Task instructions -
Track down each line that has the word "ТОПОГРАФИЧЕСКИХ" and copy it.

— START Records supplied —

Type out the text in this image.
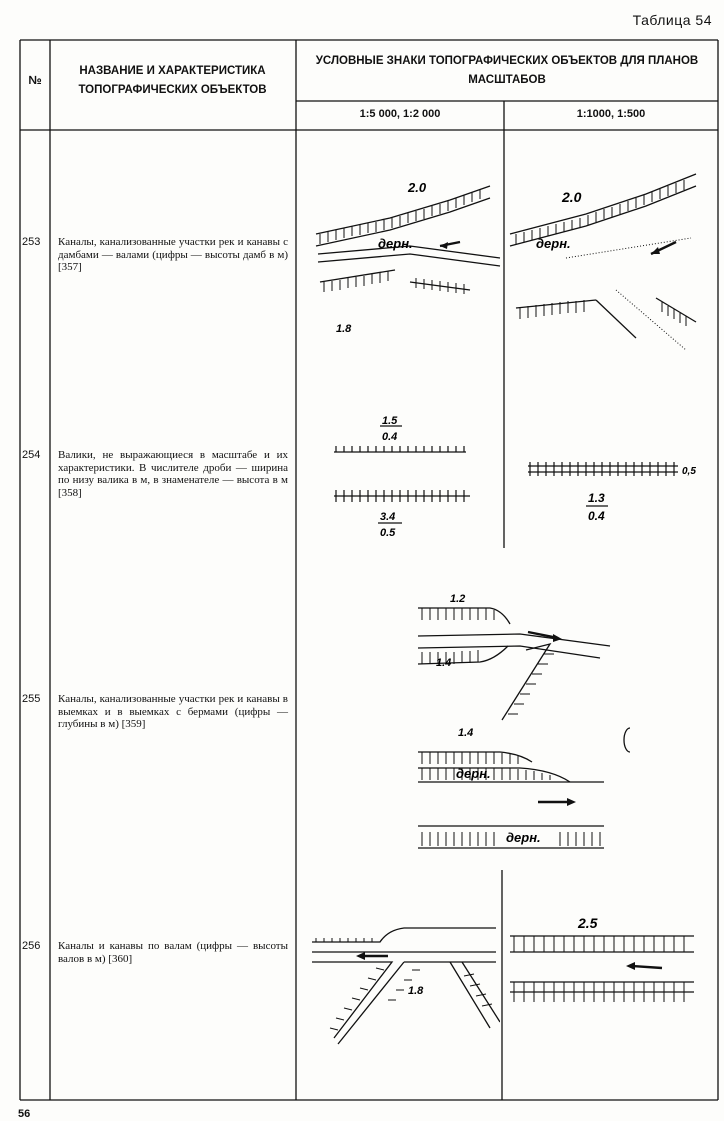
Таблица 54
№
НАЗВАНИЕ И ХАРАКТЕРИСТИКА ТОПОГРАФИЧЕСКИХ ОБЪЕКТОВ
УСЛОВНЫЕ ЗНАКИ ТОПОГРАФИЧЕСКИХ ОБЪЕКТОВ ДЛЯ ПЛАНОВ МАСШТАБОВ
1:5 000, 1:2 000	1:1000, 1:500
253 Каналы, канализованные участки рек и канавы с дамбами — валами (цифры — высоты дамб в м) [357]
254 Валики, не выражающиеся в масштабе и их характеристики. В числителе дроби — ширина по низу валика в м, в знаменателе — высота в м [358]
255 Каналы, канализованные участки рек и канавы в выемках и в выемках с бермами (цифры — глубины в м) [359]
256 Каналы и канавы по валам (цифры — высоты валов в м) [360]
2.0
1.8
дерн.
2.0
дерн.
1.5
0.4
3.4
0.5
0,5
1.3
0.4
1.2
1.4
1.4
дерн.
дерн.
1.8
2.5
56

— END Records supplied —

Solution -
НАЗВАНИЕ И ХАРАКТЕРИСТИКА ТОПОГРАФИЧЕСКИХ ОБЪЕКТОВ
УСЛОВНЫЕ ЗНАКИ ТОПОГРАФИЧЕСКИХ ОБЪЕКТОВ ДЛЯ ПЛАНОВ МАСШТАБОВ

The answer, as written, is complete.